Task inputs >>
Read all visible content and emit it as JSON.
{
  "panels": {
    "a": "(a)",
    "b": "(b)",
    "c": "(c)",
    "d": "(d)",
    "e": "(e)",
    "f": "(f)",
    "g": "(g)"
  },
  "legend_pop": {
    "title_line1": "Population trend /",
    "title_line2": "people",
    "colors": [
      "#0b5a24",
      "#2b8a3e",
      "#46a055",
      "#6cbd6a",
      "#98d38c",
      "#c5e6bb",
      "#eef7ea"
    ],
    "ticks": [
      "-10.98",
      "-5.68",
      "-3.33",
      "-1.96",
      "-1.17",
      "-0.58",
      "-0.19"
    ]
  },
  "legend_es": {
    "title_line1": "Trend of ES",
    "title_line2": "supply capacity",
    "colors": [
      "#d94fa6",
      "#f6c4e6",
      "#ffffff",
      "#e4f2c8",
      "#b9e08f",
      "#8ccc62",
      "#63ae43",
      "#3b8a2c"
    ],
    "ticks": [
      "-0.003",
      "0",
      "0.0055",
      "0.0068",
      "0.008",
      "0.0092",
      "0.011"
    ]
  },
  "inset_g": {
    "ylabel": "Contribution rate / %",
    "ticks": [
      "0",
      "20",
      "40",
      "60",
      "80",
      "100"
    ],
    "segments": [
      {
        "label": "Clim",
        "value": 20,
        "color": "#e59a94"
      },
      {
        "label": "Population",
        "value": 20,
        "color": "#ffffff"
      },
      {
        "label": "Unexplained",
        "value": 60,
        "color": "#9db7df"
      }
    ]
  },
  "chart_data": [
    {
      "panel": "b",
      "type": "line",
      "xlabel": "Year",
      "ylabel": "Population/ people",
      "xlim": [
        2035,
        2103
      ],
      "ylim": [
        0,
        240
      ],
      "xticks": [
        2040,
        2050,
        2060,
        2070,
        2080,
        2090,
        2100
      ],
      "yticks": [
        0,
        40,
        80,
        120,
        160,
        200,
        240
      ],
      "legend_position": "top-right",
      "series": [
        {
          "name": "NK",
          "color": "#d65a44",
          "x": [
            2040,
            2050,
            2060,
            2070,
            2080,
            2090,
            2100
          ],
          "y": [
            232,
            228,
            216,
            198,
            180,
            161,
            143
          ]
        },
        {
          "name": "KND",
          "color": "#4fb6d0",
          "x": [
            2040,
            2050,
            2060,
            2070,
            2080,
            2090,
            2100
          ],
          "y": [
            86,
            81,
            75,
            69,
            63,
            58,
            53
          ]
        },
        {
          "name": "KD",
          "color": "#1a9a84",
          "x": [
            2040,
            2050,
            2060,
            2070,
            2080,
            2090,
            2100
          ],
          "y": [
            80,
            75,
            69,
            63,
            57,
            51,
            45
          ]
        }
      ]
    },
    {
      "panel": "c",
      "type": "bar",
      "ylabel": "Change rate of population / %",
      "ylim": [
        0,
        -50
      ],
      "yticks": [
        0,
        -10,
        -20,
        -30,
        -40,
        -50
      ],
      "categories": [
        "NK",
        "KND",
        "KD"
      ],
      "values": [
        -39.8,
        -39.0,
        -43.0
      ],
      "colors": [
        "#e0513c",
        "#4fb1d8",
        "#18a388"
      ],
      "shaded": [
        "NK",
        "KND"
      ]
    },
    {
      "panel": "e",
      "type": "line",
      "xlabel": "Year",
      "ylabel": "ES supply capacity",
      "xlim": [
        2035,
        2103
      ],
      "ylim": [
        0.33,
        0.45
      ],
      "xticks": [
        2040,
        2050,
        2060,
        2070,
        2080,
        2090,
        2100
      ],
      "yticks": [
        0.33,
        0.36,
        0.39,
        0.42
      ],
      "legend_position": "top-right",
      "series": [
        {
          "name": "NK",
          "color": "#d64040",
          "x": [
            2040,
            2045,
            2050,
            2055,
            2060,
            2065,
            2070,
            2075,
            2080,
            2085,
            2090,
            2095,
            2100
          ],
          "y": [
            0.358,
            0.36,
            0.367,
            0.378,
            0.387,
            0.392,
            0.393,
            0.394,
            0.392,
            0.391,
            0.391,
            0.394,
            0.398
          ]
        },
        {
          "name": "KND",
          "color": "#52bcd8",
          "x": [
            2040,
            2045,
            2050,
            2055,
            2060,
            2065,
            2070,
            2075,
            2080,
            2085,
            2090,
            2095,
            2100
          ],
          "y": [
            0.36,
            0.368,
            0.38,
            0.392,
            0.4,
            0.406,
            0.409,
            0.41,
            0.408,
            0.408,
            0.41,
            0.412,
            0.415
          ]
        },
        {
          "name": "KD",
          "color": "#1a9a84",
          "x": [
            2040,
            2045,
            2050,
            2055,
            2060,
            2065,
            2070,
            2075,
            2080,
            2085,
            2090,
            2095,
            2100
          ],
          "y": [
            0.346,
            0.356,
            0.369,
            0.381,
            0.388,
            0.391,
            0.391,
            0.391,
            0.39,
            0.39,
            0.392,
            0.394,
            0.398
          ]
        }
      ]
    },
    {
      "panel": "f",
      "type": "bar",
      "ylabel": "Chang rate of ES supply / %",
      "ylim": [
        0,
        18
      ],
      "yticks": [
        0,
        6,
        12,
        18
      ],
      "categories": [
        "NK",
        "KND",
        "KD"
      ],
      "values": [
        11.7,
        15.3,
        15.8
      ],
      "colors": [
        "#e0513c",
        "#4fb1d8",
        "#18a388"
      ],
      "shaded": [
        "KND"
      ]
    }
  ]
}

Stated goal >> Only the number is wanted: count the lines of the records that hold the word "ylabel".

Full response >> 5